Copy only what runs from the line containing "Parse this screenshot: output" through the end of the material below, line for line, with both ends included.

BEGIN EXTRACTED ENTRIES

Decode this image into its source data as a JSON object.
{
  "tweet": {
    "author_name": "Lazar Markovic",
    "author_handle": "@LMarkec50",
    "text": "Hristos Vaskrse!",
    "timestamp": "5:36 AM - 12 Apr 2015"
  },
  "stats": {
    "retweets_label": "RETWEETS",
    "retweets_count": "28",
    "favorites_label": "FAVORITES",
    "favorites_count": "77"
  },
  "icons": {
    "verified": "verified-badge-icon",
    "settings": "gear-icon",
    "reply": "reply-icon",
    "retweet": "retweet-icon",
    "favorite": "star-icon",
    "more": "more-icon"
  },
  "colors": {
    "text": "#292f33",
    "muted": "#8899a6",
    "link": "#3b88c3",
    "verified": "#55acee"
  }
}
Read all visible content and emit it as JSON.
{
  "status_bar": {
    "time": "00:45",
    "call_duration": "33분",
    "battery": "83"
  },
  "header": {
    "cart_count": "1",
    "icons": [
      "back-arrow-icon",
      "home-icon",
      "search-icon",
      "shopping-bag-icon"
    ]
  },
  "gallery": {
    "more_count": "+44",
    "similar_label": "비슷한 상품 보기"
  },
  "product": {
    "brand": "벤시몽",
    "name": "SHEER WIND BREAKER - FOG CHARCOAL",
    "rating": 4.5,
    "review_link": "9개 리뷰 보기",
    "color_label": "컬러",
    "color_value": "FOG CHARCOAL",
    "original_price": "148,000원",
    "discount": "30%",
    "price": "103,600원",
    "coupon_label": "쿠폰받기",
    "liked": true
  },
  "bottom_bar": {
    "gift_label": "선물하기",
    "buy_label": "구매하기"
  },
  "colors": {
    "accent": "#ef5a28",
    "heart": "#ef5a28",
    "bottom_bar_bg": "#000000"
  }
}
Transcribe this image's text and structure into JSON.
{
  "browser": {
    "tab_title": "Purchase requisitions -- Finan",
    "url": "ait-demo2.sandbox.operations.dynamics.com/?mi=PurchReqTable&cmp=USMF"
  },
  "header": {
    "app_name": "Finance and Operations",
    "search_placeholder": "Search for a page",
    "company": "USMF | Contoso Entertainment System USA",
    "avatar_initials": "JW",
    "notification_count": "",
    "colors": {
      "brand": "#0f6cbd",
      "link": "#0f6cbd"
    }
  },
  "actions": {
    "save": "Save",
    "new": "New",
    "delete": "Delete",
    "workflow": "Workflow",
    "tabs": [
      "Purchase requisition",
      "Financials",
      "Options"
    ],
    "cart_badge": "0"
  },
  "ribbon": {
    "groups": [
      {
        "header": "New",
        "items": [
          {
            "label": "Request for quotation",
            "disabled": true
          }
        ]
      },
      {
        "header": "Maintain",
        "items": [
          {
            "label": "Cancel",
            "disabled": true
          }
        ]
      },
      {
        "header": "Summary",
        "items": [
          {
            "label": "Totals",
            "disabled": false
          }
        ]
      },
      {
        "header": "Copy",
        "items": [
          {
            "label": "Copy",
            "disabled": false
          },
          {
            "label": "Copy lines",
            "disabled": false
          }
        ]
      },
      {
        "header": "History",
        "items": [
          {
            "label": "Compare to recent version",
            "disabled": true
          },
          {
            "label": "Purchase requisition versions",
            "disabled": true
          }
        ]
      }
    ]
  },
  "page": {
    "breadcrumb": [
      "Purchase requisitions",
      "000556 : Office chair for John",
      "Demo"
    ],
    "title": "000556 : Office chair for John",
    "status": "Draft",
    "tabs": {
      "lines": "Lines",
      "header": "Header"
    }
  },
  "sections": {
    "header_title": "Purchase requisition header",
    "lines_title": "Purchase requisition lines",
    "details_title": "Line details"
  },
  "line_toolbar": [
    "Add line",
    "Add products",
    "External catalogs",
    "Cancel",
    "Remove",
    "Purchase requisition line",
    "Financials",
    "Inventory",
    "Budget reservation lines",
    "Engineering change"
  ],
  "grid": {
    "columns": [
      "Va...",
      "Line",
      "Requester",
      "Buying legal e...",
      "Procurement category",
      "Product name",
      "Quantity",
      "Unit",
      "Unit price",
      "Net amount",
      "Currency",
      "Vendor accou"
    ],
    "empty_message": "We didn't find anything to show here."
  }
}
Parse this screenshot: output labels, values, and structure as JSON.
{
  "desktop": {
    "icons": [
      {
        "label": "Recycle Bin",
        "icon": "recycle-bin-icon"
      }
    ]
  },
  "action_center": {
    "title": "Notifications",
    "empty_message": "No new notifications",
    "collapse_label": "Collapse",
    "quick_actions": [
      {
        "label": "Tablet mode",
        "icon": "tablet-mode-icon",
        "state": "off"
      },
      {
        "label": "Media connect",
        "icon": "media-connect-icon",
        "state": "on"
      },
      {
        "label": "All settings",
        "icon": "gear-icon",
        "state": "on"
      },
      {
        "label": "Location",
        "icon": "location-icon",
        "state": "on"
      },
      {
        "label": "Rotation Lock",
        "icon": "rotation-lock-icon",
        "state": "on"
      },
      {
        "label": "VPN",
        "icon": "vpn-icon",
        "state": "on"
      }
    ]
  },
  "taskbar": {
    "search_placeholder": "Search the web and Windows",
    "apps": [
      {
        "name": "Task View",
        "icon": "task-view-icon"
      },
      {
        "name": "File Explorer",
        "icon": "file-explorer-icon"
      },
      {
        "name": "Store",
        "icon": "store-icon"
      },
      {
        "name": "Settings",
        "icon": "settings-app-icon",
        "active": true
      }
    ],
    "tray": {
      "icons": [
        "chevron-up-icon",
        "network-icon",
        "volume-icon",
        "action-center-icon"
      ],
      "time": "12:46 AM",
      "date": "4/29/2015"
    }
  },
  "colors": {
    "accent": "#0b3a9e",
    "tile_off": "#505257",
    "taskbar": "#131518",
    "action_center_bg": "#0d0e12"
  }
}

END EXTRACTED ENTRIES

▸ FULL RESPONSE:
Parse this screenshot: output labels, values, and structure as JSON.
{
  "desktop": {
    "icons": [
      {
        "label": "Recycle Bin",
        "icon": "recycle-bin-icon"
      }
    ]
  },
  "action_center": {
    "title": "Notifications",
    "empty_message": "No new notifications",
    "collapse_label": "Collapse",
    "quick_actions": [
      {
        "label": "Tablet mode",
        "icon": "tablet-mode-icon",
        "state": "off"
      },
      {
        "label": "Media connect",
        "icon": "media-connect-icon",
        "state": "on"
      },
      {
        "label": "All settings",
        "icon": "gear-icon",
        "state": "on"
      },
      {
        "label": "Location",
        "icon": "location-icon",
        "state": "on"
      },
      {
        "label": "Rotation Lock",
        "icon": "rotation-lock-icon",
        "state": "on"
      },
      {
        "label": "VPN",
        "icon": "vpn-icon",
        "state": "on"
      }
    ]
  },
  "taskbar": {
    "search_placeholder": "Search the web and Windows",
    "apps": [
      {
        "name": "Task View",
        "icon": "task-view-icon"
      },
      {
        "name": "File Explorer",
        "icon": "file-explorer-icon"
      },
      {
        "name": "Store",
        "icon": "store-icon"
      },
      {
        "name": "Settings",
        "icon": "settings-app-icon",
        "active": true
      }
    ],
    "tray": {
      "icons": [
        "chevron-up-icon",
        "network-icon",
        "volume-icon",
        "action-center-icon"
      ],
      "time": "12:46 AM",
      "date": "4/29/2015"
    }
  },
  "colors": {
    "accent": "#0b3a9e",
    "tile_off": "#505257",
    "taskbar": "#131518",
    "action_center_bg": "#0d0e12"
  }
}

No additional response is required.